++++ Dataset content ++++

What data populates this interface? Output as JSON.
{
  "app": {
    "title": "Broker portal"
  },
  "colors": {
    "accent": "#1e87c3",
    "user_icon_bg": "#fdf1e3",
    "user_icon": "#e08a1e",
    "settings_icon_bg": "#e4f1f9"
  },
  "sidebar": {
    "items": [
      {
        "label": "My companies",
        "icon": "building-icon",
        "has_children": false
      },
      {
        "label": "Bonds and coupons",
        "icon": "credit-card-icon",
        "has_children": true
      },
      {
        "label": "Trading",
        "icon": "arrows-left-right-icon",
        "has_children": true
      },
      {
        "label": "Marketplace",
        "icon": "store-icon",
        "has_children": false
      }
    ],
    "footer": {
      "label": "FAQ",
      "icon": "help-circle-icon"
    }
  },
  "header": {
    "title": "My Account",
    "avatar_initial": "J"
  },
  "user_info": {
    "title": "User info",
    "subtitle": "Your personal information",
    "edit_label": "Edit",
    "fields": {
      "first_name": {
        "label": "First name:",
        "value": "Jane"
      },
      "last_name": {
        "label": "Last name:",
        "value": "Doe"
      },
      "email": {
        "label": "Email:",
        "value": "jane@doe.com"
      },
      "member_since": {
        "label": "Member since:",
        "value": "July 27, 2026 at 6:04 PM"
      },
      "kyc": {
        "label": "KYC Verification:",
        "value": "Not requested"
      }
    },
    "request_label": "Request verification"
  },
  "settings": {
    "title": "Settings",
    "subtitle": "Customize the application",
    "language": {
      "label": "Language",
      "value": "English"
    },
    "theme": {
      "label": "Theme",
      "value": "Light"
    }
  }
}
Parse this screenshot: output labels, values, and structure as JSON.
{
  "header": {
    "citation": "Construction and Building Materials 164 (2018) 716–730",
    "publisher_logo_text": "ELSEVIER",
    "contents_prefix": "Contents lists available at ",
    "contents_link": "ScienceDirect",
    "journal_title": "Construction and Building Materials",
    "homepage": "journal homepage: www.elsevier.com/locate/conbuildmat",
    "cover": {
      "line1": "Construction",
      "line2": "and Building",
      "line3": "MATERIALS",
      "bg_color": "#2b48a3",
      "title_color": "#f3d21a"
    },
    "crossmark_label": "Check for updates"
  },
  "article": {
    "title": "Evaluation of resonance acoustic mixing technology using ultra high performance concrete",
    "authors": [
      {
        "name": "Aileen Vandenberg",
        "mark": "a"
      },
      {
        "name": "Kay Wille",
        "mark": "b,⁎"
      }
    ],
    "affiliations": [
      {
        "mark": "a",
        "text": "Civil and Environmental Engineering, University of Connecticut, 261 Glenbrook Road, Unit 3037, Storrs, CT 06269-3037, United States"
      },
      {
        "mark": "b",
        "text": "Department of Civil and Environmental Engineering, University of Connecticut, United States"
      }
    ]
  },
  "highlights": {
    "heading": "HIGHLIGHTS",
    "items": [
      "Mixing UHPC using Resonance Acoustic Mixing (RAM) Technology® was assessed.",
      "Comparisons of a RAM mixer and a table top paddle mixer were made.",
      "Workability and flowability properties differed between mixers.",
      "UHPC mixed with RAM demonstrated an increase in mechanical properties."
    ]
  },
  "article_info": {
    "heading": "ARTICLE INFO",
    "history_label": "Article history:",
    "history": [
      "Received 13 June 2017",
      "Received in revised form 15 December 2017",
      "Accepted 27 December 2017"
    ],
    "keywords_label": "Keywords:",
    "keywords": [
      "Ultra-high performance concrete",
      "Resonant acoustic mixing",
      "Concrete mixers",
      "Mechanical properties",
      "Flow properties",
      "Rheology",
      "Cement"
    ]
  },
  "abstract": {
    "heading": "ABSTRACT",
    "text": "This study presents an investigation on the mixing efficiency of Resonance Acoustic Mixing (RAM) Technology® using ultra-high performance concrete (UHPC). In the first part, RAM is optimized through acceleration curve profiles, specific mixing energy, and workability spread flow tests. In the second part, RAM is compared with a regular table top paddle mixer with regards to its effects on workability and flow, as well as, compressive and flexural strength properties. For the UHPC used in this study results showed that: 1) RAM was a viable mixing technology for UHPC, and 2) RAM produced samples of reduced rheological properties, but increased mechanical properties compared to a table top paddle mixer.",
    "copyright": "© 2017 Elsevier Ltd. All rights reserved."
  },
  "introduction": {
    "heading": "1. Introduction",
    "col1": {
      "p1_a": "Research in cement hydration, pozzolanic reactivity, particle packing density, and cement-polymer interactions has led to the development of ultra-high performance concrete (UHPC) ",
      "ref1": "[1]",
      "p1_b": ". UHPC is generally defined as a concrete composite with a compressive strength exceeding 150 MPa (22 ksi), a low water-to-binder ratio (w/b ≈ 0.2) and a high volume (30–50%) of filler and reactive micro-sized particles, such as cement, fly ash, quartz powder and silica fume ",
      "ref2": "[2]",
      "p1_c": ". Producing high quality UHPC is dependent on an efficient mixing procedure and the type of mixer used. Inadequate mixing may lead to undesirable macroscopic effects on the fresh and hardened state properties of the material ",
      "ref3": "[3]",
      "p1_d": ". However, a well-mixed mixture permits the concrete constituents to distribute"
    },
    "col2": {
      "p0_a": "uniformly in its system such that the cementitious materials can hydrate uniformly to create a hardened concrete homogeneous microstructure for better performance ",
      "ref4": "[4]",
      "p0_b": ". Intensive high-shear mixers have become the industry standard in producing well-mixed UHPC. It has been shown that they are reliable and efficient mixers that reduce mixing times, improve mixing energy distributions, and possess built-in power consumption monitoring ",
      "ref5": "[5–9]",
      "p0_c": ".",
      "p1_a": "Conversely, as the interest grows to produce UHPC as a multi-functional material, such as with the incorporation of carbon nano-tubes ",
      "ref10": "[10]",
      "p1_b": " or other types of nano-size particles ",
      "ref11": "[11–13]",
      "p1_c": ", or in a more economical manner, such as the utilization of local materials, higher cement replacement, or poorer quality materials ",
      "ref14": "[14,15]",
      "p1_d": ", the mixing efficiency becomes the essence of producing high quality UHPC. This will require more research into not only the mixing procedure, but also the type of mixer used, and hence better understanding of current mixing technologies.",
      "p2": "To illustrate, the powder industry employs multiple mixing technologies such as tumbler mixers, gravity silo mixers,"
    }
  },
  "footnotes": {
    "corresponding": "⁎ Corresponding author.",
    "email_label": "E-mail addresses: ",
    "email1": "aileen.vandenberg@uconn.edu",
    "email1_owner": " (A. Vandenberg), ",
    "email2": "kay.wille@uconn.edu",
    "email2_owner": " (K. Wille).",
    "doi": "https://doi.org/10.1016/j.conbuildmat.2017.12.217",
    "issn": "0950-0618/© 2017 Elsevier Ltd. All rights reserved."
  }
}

++++

Indicate how many lines of the material include the word "United"; the number alone is required.

▶ [Exercise result]:
2